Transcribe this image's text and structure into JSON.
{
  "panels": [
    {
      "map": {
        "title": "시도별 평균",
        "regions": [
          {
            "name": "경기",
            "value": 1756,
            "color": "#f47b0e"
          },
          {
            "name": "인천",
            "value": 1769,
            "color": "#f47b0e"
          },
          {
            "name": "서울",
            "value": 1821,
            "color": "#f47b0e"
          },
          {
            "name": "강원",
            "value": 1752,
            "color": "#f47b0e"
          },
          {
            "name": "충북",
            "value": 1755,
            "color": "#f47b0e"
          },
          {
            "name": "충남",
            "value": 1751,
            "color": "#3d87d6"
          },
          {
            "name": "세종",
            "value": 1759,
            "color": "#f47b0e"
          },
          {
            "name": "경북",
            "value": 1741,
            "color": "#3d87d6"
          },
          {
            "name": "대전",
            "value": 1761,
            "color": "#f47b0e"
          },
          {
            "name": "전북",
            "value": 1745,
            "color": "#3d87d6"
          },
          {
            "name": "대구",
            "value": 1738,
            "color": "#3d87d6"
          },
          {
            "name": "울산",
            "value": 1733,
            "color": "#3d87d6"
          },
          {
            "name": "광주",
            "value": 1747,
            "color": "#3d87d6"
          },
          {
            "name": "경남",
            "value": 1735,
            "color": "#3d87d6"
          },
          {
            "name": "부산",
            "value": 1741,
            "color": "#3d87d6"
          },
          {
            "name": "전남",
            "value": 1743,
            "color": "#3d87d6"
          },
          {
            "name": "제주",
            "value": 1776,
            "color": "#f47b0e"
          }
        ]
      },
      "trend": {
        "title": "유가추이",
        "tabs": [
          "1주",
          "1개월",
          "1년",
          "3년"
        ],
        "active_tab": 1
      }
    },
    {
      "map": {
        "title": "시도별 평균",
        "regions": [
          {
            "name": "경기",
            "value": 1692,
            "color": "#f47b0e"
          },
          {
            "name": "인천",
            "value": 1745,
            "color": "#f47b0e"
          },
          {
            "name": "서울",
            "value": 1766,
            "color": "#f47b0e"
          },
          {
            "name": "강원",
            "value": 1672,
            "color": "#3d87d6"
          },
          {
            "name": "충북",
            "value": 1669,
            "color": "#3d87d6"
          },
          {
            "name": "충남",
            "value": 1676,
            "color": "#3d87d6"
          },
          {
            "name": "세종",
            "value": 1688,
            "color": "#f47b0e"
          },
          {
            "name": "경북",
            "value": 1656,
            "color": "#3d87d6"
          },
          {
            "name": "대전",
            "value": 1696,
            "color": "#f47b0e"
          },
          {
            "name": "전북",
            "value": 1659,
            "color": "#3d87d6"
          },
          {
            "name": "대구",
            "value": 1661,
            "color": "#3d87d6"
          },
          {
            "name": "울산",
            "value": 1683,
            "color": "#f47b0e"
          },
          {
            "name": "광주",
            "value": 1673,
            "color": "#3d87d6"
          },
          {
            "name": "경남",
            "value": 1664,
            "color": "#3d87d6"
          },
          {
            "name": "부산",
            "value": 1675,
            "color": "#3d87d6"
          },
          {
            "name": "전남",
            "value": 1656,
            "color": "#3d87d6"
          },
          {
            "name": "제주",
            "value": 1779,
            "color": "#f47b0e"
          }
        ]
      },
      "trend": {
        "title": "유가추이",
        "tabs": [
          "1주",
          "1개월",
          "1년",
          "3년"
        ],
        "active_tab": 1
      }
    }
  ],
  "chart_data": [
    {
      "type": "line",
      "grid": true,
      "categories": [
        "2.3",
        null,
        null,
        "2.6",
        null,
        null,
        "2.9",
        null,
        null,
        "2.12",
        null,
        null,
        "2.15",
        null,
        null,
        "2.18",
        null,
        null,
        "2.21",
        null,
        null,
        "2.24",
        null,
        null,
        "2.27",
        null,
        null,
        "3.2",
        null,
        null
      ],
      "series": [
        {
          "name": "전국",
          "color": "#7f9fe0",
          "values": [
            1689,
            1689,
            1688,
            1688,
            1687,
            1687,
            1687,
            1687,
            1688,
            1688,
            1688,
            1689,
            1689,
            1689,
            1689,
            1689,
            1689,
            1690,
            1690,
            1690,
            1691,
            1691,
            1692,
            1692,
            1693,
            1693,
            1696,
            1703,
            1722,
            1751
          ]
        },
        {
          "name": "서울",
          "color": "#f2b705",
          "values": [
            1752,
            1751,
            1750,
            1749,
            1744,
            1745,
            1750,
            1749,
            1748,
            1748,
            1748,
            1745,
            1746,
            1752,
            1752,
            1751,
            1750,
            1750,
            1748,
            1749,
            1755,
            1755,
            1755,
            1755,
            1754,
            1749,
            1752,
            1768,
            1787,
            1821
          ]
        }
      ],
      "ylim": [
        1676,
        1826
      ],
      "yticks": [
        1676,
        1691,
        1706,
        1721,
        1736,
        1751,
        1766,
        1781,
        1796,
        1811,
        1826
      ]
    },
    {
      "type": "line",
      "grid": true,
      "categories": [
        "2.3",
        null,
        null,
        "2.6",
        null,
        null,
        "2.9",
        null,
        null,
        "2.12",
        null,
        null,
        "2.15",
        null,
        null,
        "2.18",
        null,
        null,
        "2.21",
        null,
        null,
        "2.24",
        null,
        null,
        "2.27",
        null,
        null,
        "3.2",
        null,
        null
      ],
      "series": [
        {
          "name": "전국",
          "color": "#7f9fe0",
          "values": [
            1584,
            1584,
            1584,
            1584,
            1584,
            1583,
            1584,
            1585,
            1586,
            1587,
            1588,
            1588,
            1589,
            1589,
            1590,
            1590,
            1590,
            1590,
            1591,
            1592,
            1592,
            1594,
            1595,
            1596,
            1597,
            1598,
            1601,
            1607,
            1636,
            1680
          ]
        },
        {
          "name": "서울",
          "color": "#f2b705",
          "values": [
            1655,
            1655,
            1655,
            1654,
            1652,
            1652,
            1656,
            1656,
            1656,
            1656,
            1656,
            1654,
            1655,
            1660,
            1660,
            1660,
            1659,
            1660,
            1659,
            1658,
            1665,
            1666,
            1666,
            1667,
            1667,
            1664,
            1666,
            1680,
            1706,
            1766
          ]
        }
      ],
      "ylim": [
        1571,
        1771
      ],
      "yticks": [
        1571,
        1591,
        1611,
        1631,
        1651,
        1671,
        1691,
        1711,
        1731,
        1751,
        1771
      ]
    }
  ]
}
· · ·
● EXERCISE: Write out all of the records once more, exactly.

● FINISHED EXERCISE:
Transcribe this image's text and structure into JSON.
{
  "panels": [
    {
      "map": {
        "title": "시도별 평균",
        "regions": [
          {
            "name": "경기",
            "value": 1756,
            "color": "#f47b0e"
          },
          {
            "name": "인천",
            "value": 1769,
            "color": "#f47b0e"
          },
          {
            "name": "서울",
            "value": 1821,
            "color": "#f47b0e"
          },
          {
            "name": "강원",
            "value": 1752,
            "color": "#f47b0e"
          },
          {
            "name": "충북",
            "value": 1755,
            "color": "#f47b0e"
          },
          {
            "name": "충남",
            "value": 1751,
            "color": "#3d87d6"
          },
          {
            "name": "세종",
            "value": 1759,
            "color": "#f47b0e"
          },
          {
            "name": "경북",
            "value": 1741,
            "color": "#3d87d6"
          },
          {
            "name": "대전",
            "value": 1761,
            "color": "#f47b0e"
          },
          {
            "name": "전북",
            "value": 1745,
            "color": "#3d87d6"
          },
          {
            "name": "대구",
            "value": 1738,
            "color": "#3d87d6"
          },
          {
            "name": "울산",
            "value": 1733,
            "color": "#3d87d6"
          },
          {
            "name": "광주",
            "value": 1747,
            "color": "#3d87d6"
          },
          {
            "name": "경남",
            "value": 1735,
            "color": "#3d87d6"
          },
          {
            "name": "부산",
            "value": 1741,
            "color": "#3d87d6"
          },
          {
            "name": "전남",
            "value": 1743,
            "color": "#3d87d6"
          },
          {
            "name": "제주",
            "value": 1776,
            "color": "#f47b0e"
          }
        ]
      },
      "trend": {
        "title": "유가추이",
        "tabs": [
          "1주",
          "1개월",
          "1년",
          "3년"
        ],
        "active_tab": 1
      }
    },
    {
      "map": {
        "title": "시도별 평균",
        "regions": [
          {
            "name": "경기",
            "value": 1692,
            "color": "#f47b0e"
          },
          {
            "name": "인천",
            "value": 1745,
            "color": "#f47b0e"
          },
          {
            "name": "서울",
            "value": 1766,
            "color": "#f47b0e"
          },
          {
            "name": "강원",
            "value": 1672,
            "color": "#3d87d6"
          },
          {
            "name": "충북",
            "value": 1669,
            "color": "#3d87d6"
          },
          {
            "name": "충남",
            "value": 1676,
            "color": "#3d87d6"
          },
          {
            "name": "세종",
            "value": 1688,
            "color": "#f47b0e"
          },
          {
            "name": "경북",
            "value": 1656,
            "color": "#3d87d6"
          },
          {
            "name": "대전",
            "value": 1696,
            "color": "#f47b0e"
          },
          {
            "name": "전북",
            "value": 1659,
            "color": "#3d87d6"
          },
          {
            "name": "대구",
            "value": 1661,
            "color": "#3d87d6"
          },
          {
            "name": "울산",
            "value": 1683,
            "color": "#f47b0e"
          },
          {
            "name": "광주",
            "value": 1673,
            "color": "#3d87d6"
          },
          {
            "name": "경남",
            "value": 1664,
            "color": "#3d87d6"
          },
          {
            "name": "부산",
            "value": 1675,
            "color": "#3d87d6"
          },
          {
            "name": "전남",
            "value": 1656,
            "color": "#3d87d6"
          },
          {
            "name": "제주",
            "value": 1779,
            "color": "#f47b0e"
          }
        ]
      },
      "trend": {
        "title": "유가추이",
        "tabs": [
          "1주",
          "1개월",
          "1년",
          "3년"
        ],
        "active_tab": 1
      }
    }
  ],
  "chart_data": [
    {
      "type": "line",
      "grid": true,
      "categories": [
        "2.3",
        null,
        null,
        "2.6",
        null,
        null,
        "2.9",
        null,
        null,
        "2.12",
        null,
        null,
        "2.15",
        null,
        null,
        "2.18",
        null,
        null,
        "2.21",
        null,
        null,
        "2.24",
        null,
        null,
        "2.27",
        null,
        null,
        "3.2",
        null,
        null
      ],
      "series": [
        {
          "name": "전국",
          "color": "#7f9fe0",
          "values": [
            1689,
            1689,
            1688,
            1688,
            1687,
            1687,
            1687,
            1687,
            1688,
            1688,
            1688,
            1689,
            1689,
            1689,
            1689,
            1689,
            1689,
            1690,
            1690,
            1690,
            1691,
            1691,
            1692,
            1692,
            1693,
            1693,
            1696,
            1703,
            1722,
            1751
          ]
        },
        {
          "name": "서울",
          "color": "#f2b705",
          "values": [
            1752,
            1751,
            1750,
            1749,
            1744,
            1745,
            1750,
            1749,
            1748,
            1748,
            1748,
            1745,
            1746,
            1752,
            1752,
            1751,
            1750,
            1750,
            1748,
            1749,
            1755,
            1755,
            1755,
            1755,
            1754,
            1749,
            1752,
            1768,
            1787,
            1821
          ]
        }
      ],
      "ylim": [
        1676,
        1826
      ],
      "yticks": [
        1676,
        1691,
        1706,
        1721,
        1736,
        1751,
        1766,
        1781,
        1796,
        1811,
        1826
      ]
    },
    {
      "type": "line",
      "grid": true,
      "categories": [
        "2.3",
        null,
        null,
        "2.6",
        null,
        null,
        "2.9",
        null,
        null,
        "2.12",
        null,
        null,
        "2.15",
        null,
        null,
        "2.18",
        null,
        null,
        "2.21",
        null,
        null,
        "2.24",
        null,
        null,
        "2.27",
        null,
        null,
        "3.2",
        null,
        null
      ],
      "series": [
        {
          "name": "전국",
          "color": "#7f9fe0",
          "values": [
            1584,
            1584,
            1584,
            1584,
            1584,
            1583,
            1584,
            1585,
            1586,
            1587,
            1588,
            1588,
            1589,
            1589,
            1590,
            1590,
            1590,
            1590,
            1591,
            1592,
            1592,
            1594,
            1595,
            1596,
            1597,
            1598,
            1601,
            1607,
            1636,
            1680
          ]
        },
        {
          "name": "서울",
          "color": "#f2b705",
          "values": [
            1655,
            1655,
            1655,
            1654,
            1652,
            1652,
            1656,
            1656,
            1656,
            1656,
            1656,
            1654,
            1655,
            1660,
            1660,
            1660,
            1659,
            1660,
            1659,
            1658,
            1665,
            1666,
            1666,
            1667,
            1667,
            1664,
            1666,
            1680,
            1706,
            1766
          ]
        }
      ],
      "ylim": [
        1571,
        1771
      ],
      "yticks": [
        1571,
        1591,
        1611,
        1631,
        1651,
        1671,
        1691,
        1711,
        1731,
        1751,
        1771
      ]
    }
  ]
}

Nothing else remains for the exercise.